## BEGIN Records for processing
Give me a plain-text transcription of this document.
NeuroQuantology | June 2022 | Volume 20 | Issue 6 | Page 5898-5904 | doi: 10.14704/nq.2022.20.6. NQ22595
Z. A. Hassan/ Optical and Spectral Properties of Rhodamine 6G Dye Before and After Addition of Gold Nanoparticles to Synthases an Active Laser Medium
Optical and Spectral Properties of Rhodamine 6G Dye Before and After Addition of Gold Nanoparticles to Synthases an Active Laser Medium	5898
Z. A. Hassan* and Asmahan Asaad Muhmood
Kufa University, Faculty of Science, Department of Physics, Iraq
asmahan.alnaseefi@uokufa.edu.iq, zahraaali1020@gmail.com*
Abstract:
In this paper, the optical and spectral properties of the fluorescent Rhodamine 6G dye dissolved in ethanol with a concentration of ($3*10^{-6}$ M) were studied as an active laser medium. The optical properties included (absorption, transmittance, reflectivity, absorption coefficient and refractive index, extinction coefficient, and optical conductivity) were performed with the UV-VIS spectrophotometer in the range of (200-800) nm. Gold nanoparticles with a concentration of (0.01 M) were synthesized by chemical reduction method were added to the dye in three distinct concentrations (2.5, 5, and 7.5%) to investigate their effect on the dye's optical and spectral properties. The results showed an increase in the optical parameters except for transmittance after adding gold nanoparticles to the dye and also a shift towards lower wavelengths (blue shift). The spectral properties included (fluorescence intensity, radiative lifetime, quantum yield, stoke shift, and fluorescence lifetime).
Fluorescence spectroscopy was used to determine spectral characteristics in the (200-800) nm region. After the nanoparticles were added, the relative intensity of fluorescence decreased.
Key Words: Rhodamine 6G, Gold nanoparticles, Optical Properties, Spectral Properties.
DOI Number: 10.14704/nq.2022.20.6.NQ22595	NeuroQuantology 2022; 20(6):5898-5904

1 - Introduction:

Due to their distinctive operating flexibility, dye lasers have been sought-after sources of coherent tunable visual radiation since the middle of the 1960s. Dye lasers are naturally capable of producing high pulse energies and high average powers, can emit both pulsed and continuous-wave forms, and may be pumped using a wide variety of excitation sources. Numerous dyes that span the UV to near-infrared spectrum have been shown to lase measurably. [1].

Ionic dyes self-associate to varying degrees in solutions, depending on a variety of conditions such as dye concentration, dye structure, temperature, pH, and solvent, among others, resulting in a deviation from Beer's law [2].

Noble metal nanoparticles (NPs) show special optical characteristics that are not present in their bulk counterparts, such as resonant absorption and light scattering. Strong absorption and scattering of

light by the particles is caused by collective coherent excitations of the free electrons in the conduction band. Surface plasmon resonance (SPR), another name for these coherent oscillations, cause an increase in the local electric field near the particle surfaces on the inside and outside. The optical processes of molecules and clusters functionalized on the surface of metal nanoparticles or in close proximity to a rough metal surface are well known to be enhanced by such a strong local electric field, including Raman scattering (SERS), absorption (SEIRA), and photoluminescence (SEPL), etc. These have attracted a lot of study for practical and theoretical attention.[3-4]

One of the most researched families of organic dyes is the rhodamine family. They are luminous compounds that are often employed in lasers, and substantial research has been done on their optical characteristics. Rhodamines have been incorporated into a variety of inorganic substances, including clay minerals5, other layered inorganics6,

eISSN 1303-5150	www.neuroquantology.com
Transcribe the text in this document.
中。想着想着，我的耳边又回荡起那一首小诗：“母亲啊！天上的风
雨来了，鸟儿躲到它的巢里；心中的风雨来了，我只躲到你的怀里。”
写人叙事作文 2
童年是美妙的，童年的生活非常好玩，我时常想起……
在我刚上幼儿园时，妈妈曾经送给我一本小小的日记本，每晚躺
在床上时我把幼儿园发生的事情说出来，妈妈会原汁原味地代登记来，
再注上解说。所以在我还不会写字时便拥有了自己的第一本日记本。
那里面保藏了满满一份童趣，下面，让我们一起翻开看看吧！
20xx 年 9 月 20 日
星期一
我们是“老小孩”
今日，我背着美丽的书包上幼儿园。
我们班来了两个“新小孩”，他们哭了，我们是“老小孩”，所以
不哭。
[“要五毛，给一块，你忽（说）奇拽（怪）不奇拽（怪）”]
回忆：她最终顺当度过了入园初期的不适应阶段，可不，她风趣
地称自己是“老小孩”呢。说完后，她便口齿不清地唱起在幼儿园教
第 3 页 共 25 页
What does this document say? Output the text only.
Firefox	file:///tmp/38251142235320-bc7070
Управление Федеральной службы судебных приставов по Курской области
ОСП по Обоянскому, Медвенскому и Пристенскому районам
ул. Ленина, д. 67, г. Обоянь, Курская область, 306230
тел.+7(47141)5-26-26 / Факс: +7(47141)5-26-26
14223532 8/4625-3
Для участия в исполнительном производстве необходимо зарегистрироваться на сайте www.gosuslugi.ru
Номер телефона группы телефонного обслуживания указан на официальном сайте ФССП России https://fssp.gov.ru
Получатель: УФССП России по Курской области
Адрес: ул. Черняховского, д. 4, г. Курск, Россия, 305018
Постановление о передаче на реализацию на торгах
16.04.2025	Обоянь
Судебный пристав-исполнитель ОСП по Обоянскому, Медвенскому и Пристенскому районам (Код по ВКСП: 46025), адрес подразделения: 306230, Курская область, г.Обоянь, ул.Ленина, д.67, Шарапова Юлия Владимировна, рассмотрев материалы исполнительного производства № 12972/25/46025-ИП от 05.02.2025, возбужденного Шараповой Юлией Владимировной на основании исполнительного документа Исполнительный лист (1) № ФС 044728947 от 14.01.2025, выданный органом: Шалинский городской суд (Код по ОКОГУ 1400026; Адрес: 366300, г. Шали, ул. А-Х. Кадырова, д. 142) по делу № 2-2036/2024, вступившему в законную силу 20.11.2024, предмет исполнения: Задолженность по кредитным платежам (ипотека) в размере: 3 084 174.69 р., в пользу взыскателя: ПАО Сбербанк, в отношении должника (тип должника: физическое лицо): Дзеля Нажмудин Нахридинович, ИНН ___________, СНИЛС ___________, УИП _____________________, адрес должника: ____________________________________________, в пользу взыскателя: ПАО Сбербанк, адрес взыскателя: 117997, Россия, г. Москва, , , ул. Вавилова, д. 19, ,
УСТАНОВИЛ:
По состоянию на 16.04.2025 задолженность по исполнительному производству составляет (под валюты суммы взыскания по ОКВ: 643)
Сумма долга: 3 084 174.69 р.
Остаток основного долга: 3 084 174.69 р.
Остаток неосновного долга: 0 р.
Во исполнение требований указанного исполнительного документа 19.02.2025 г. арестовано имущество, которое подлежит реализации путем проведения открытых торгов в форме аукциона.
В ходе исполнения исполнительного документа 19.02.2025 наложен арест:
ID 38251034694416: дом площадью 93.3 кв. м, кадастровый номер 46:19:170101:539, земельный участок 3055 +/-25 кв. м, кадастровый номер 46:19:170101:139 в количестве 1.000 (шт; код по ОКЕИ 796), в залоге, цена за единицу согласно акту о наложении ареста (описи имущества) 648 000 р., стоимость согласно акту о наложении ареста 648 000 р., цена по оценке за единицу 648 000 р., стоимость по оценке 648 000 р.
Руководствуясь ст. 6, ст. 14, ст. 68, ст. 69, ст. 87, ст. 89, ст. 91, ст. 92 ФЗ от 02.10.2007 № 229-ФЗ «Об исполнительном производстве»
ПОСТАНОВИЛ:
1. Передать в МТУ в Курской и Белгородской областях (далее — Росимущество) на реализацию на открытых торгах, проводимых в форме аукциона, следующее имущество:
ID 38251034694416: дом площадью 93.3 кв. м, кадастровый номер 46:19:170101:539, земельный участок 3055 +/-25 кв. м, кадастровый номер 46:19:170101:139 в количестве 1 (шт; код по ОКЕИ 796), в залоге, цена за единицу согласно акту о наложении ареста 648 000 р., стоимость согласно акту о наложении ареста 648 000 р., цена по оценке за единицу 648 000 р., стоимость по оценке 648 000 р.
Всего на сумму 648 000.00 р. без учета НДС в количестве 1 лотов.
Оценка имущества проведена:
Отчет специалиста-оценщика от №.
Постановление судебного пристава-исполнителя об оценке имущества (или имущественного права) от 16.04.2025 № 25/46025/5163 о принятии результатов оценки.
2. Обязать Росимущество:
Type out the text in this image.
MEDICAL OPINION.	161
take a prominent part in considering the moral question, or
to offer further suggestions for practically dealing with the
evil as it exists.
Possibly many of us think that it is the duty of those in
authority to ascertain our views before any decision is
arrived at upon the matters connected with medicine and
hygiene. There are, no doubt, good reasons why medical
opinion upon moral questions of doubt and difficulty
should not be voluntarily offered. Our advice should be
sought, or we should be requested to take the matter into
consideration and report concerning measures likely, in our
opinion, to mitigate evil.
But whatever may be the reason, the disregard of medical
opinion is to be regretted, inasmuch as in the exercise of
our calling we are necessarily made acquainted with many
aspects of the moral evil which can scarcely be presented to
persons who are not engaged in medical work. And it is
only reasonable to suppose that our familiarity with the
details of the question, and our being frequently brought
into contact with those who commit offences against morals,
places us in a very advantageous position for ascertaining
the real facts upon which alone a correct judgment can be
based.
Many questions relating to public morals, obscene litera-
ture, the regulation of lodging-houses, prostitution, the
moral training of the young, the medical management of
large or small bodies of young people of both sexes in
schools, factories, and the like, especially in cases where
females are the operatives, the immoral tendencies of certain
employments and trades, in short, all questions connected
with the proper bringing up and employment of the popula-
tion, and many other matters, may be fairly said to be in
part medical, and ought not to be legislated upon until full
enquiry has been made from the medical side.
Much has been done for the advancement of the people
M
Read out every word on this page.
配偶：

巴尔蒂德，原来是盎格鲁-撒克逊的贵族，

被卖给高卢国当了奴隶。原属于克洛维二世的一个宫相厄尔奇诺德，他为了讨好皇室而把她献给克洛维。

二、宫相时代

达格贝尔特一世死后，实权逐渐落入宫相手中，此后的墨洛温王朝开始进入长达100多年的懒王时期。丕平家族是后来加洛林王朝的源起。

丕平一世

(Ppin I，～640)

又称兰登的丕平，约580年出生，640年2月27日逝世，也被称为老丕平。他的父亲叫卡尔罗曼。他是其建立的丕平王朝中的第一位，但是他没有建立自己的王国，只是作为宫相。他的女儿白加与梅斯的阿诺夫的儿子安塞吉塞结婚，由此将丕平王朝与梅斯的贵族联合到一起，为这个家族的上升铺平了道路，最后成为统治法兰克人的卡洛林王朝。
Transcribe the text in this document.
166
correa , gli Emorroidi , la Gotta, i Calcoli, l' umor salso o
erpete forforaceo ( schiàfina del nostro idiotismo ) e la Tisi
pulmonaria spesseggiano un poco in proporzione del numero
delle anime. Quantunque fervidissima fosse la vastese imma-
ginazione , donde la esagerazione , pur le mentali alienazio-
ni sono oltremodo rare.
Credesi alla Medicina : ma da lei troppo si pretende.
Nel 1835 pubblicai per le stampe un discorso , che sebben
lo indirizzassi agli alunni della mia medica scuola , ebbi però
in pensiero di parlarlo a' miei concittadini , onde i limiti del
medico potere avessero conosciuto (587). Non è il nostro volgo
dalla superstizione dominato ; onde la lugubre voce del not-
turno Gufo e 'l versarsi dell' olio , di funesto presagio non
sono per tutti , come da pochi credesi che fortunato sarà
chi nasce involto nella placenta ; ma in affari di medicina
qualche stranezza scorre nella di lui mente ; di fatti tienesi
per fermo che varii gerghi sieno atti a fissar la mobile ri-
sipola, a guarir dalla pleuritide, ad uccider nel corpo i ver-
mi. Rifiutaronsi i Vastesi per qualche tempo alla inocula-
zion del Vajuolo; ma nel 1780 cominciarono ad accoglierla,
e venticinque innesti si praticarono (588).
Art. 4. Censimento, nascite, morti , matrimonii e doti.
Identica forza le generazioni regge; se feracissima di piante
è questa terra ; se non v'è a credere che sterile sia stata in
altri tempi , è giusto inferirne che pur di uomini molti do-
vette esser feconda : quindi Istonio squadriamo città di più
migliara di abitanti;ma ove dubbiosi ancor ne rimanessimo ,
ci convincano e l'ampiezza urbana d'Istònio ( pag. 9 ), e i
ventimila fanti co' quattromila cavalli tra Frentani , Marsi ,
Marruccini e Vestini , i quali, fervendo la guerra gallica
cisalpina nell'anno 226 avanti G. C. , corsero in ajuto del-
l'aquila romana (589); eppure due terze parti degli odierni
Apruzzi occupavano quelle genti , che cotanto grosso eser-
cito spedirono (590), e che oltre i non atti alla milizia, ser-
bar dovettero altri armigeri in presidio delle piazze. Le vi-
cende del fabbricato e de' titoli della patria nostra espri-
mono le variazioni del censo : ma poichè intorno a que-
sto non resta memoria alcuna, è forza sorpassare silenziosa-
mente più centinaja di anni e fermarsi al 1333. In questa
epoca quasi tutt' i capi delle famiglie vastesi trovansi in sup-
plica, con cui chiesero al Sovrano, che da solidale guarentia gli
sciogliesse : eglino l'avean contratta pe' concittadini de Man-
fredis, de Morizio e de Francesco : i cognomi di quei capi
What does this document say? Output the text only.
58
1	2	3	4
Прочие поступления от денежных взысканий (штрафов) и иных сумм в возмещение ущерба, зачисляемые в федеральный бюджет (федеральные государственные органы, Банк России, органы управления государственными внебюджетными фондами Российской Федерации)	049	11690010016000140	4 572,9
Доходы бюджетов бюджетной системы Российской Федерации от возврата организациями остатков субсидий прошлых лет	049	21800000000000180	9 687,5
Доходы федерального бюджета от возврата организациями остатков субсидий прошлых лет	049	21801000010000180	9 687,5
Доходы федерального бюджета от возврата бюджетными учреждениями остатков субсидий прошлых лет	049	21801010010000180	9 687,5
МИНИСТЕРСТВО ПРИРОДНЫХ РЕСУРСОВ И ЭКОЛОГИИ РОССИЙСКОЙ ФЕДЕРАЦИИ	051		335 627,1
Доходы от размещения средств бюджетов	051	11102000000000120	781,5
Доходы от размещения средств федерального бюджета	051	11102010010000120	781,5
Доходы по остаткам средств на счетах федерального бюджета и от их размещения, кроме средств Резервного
## END Records for processing
Written task: Look through the data above. Copy every line with the string "Обоянскому" in it.

Expected output:
ОСП по Обоянскому, Медвенскому и Пристенскому районам
Судебный пристав-исполнитель ОСП по Обоянскому, Медвенскому и Пристенскому районам (Код по ВКСП: 46025), адрес подразделения: 306230, Курская область, г.Обоянь, ул.Ленина, д.67, Шарапова Юлия Владимировна, рассмотрев материалы исполнительного производства № 12972/25/46025-ИП от 05.02.2025, возбужденного Шараповой Юлией Владимировной на основании исполнительного документа Исполнительный лист (1) № ФС 044728947 от 14.01.2025, выданный органом: Шалинский городской суд (Код по ОКОГУ 1400026; Адрес: 366300, г. Шали, ул. А-Х. Кадырова, д. 142) по делу № 2-2036/2024, вступившему в законную силу 20.11.2024, предмет исполнения: Задолженность по кредитным платежам (ипотека) в размере: 3 084 174.69 р., в пользу взыскателя: ПАО Сбербанк, в отношении должника (тип должника: физическое лицо): Дзеля Нажмудин Нахридинович, ИНН ___________, СНИЛС ___________, УИП _____________________, адрес должника: ____________________________________________, в пользу взыскателя: ПАО Сбербанк, адрес взыскателя: 117997, Россия, г. Москва, , , ул. Вавилова, д. 19, ,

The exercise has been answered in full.